>>>

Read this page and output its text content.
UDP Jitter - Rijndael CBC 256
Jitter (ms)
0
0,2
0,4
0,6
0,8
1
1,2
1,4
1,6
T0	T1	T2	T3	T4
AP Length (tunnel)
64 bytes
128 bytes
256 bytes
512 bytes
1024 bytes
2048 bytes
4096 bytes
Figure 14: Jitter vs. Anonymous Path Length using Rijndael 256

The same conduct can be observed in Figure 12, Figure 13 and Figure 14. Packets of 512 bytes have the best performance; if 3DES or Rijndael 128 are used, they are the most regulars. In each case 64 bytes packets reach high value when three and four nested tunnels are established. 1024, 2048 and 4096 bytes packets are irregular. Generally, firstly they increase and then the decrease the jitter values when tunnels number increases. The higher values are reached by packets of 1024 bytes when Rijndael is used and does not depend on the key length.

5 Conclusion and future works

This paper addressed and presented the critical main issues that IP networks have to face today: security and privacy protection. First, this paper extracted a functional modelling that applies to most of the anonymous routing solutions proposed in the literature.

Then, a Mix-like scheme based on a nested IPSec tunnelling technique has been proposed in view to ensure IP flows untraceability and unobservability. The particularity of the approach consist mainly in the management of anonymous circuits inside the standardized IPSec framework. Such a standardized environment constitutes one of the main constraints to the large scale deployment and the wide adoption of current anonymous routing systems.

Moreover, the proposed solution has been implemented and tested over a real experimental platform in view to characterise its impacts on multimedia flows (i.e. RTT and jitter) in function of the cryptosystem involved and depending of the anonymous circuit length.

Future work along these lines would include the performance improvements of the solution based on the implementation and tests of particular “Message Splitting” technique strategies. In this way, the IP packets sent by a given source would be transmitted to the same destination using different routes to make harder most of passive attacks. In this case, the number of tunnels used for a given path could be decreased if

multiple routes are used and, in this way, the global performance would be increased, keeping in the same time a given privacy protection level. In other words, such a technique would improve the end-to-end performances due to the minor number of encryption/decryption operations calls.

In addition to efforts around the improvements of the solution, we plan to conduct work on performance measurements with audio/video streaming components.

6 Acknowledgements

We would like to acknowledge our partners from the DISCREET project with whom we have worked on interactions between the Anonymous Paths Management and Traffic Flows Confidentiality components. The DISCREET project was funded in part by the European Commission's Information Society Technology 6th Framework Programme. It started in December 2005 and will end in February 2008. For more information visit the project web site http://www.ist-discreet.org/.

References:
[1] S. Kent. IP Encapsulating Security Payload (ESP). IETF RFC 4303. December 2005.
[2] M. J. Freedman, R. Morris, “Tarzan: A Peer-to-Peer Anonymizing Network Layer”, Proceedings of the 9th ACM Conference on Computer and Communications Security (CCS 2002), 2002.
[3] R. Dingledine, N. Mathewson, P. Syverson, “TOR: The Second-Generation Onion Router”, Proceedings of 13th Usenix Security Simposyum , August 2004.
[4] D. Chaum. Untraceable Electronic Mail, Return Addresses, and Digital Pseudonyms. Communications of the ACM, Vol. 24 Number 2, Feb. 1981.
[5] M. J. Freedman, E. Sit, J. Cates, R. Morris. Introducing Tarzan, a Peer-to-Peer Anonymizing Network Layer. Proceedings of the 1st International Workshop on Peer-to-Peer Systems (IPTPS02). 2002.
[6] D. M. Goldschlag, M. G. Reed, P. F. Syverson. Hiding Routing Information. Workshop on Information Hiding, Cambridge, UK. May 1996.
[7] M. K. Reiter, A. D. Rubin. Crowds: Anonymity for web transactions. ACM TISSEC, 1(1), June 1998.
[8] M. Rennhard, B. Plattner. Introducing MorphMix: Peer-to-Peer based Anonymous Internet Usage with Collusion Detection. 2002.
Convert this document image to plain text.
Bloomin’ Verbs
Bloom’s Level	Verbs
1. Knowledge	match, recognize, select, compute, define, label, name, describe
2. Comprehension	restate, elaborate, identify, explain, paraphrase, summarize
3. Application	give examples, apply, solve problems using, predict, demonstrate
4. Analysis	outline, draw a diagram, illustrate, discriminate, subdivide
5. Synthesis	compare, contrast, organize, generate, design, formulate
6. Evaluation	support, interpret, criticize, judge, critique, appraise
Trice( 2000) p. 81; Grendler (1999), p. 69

<<<

- **EXERCISE AIM**
State the number of lines in this listing that contain the string "Syverson", and add nothing else.

- **RESPONSE TO THE EXERCISE**
2